Copy the entries below word for word, but leave out the picture.
# # # # #
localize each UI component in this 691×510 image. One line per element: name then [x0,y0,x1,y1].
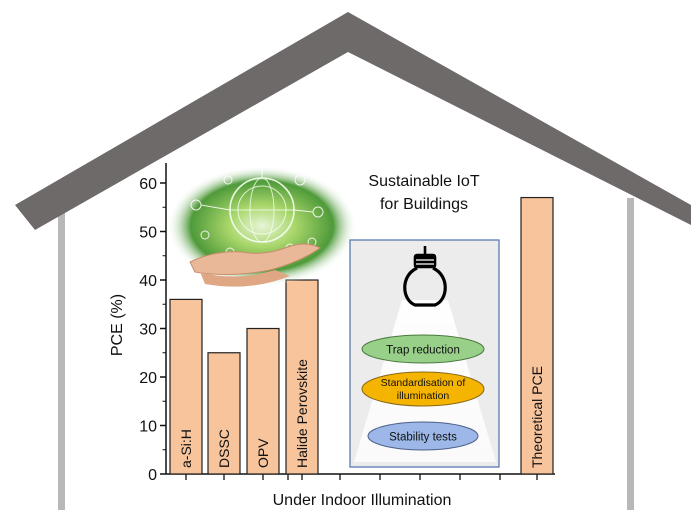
house-wall-left [58,198,65,510]
chart-bars: a-Si:H DSSC OPV Halide Perovskite Theoretica… [169,196,554,475]
pill-stability-tests-label: Stability tests [389,432,457,444]
bar-label-opv: OPV [255,438,271,468]
bar-dssc [207,352,241,475]
y-axis-title: PCE (%) [109,294,126,356]
house-wall-right [627,198,634,510]
pill-standardisation-label-2: illumination [397,390,450,402]
y-tick-label: 40 [139,273,157,290]
pill-standardisation [361,371,485,407]
x-axis-title: Under Indoor Illumination [273,492,452,509]
bar-label-a-si-h: a-Si:H [178,429,194,468]
pill-stability-tests [367,421,479,451]
bar-label-halide-perovskite: Halide Perovskite [294,359,310,468]
pill-trap-reduction [361,334,485,364]
pill-standardisation-label-1: Standardisation of [381,377,466,389]
inset-title-line2: for Buildings [380,196,468,213]
y-tick-label: 30 [139,322,157,339]
bar-label-theoretical-pce: Theoretical PCE [529,366,545,468]
y-tick-label: 60 [139,176,157,193]
bar-halide-perovskite [285,279,319,475]
light-bulb-icon [403,246,447,307]
y-tick-label: 50 [139,225,157,242]
y-tick-label: 20 [139,370,157,387]
y-tick-label: 10 [139,419,157,436]
bar-a-si-h [169,298,203,475]
house-roof [15,12,691,230]
y-tick-label: 0 [148,467,157,484]
bar-theoretical-pce [520,196,554,475]
globe-hands-image [167,165,357,287]
pill-trap-reduction-label: Trap reduction [386,345,460,357]
inset-title-line1: Sustainable IoT [368,173,479,190]
inset-panel: Sustainable IoT for Buildings Trap reduc… [349,173,500,468]
bar-opv [246,327,280,475]
bar-label-dssc: DSSC [216,429,232,468]
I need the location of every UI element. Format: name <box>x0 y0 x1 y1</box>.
# # # # #
> [Answer for this exercise]
localize each UI component in this 691×510 image. One line per element: name then [x0,y0,x1,y1].
house-wall-left [58,198,65,510]
chart-bars: a-Si:H DSSC OPV Halide Perovskite Theoretica… [169,196,554,475]
pill-stability-tests-label: Stability tests [389,432,457,444]
bar-label-opv: OPV [255,438,271,468]
bar-dssc [207,352,241,475]
y-axis-title: PCE (%) [109,294,126,356]
house-wall-right [627,198,634,510]
pill-standardisation-label-2: illumination [397,390,450,402]
y-tick-label: 40 [139,273,157,290]
pill-standardisation [361,371,485,407]
x-axis-title: Under Indoor Illumination [273,492,452,509]
bar-label-a-si-h: a-Si:H [178,429,194,468]
pill-stability-tests [367,421,479,451]
bar-label-halide-perovskite: Halide Perovskite [294,359,310,468]
pill-trap-reduction [361,334,485,364]
pill-standardisation-label-1: Standardisation of [381,377,466,389]
inset-title-line2: for Buildings [380,196,468,213]
y-tick-label: 30 [139,322,157,339]
bar-label-theoretical-pce: Theoretical PCE [529,366,545,468]
y-tick-label: 60 [139,176,157,193]
bar-halide-perovskite [285,279,319,475]
light-bulb-icon [403,246,447,307]
y-tick-label: 50 [139,225,157,242]
y-tick-label: 20 [139,370,157,387]
y-tick-label: 10 [139,419,157,436]
bar-a-si-h [169,298,203,475]
house-roof [15,12,691,230]
y-tick-label: 0 [148,467,157,484]
bar-theoretical-pce [520,196,554,475]
globe-hands-image [167,165,357,287]
pill-trap-reduction-label: Trap reduction [386,345,460,357]
inset-title-line1: Sustainable IoT [368,173,479,190]
inset-panel: Sustainable IoT for Buildings Trap reduc… [349,173,500,468]
bar-opv [246,327,280,475]
bar-label-dssc: DSSC [216,429,232,468]
I need the location of every UI element. Format: name <box>x0 y0 x1 y1</box>.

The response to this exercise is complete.